* _DIRECTIONS FOR THIS TASK_: Rewrite the listing below as a Markdown table with the columns Row and Listing line. Start at its first line, end at the line that contains "task-row[interactable]: Subject but", number each row, and leave out blank lines.

* _EXCERPTED DATA_:
+++++
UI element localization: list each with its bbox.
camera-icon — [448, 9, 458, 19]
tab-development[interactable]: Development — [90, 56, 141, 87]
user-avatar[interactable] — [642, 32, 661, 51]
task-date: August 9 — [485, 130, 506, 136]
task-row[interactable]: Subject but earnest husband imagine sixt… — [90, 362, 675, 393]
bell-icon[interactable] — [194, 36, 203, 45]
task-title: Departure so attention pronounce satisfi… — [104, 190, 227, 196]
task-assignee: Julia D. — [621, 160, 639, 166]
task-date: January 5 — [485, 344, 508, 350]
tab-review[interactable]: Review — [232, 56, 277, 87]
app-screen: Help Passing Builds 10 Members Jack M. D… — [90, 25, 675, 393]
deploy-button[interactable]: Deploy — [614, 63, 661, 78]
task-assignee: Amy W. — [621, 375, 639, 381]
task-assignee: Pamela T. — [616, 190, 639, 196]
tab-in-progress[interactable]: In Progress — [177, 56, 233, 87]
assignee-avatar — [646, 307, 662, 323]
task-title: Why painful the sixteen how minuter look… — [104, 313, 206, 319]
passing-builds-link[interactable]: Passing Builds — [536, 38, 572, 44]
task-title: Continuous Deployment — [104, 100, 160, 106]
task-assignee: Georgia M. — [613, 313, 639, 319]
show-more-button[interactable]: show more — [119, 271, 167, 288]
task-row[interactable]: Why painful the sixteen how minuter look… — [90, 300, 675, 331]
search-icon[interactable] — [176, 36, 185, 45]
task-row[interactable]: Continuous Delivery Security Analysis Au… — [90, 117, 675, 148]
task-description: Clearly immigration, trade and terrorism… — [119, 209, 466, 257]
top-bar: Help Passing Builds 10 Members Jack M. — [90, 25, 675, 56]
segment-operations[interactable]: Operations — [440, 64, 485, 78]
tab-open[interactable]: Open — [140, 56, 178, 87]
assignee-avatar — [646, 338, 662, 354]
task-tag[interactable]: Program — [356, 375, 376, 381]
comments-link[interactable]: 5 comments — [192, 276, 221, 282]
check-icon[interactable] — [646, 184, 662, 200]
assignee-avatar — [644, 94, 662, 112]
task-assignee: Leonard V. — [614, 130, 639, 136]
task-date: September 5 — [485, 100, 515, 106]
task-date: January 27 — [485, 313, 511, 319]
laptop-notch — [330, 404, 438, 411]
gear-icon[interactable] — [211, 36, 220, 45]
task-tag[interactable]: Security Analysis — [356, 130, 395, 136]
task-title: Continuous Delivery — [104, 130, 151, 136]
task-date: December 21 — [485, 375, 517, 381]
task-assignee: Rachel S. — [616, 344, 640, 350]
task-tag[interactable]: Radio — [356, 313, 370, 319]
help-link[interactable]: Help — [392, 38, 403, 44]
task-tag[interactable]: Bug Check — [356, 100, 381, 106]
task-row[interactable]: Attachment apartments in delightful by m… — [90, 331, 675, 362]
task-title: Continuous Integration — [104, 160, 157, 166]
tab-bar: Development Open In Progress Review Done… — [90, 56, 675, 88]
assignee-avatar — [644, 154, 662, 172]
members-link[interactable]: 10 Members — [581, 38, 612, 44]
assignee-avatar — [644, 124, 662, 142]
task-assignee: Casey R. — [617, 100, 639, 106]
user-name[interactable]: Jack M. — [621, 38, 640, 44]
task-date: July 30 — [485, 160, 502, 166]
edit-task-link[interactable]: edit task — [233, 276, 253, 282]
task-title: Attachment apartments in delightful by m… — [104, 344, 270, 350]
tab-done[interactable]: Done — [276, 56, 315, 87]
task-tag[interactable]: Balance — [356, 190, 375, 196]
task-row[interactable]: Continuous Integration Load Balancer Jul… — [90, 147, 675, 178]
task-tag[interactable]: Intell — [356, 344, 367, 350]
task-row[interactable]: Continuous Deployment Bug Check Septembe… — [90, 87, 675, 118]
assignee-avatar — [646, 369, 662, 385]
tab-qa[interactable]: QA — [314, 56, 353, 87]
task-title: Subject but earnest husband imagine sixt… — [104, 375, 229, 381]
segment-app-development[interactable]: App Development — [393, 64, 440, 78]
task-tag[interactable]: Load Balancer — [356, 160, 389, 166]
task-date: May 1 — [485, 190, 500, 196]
+++++
* _COMPLETE ANSWER_:
| Row | Listing line |
|---|---|
| 1 | UI element localization: list each with its bbox. |
| 2 | camera-icon — [448, 9, 458, 19] |
| 3 | tab-development[interactable]: Development — [90, 56, 141, 87] |
| 4 | user-avatar[interactable] — [642, 32, 661, 51] |
| 5 | task-date: August 9 — [485, 130, 506, 136] |
| 6 | task-row[interactable]: Subject but earnest husband imagine sixt… — [90, 362, 675, 393] |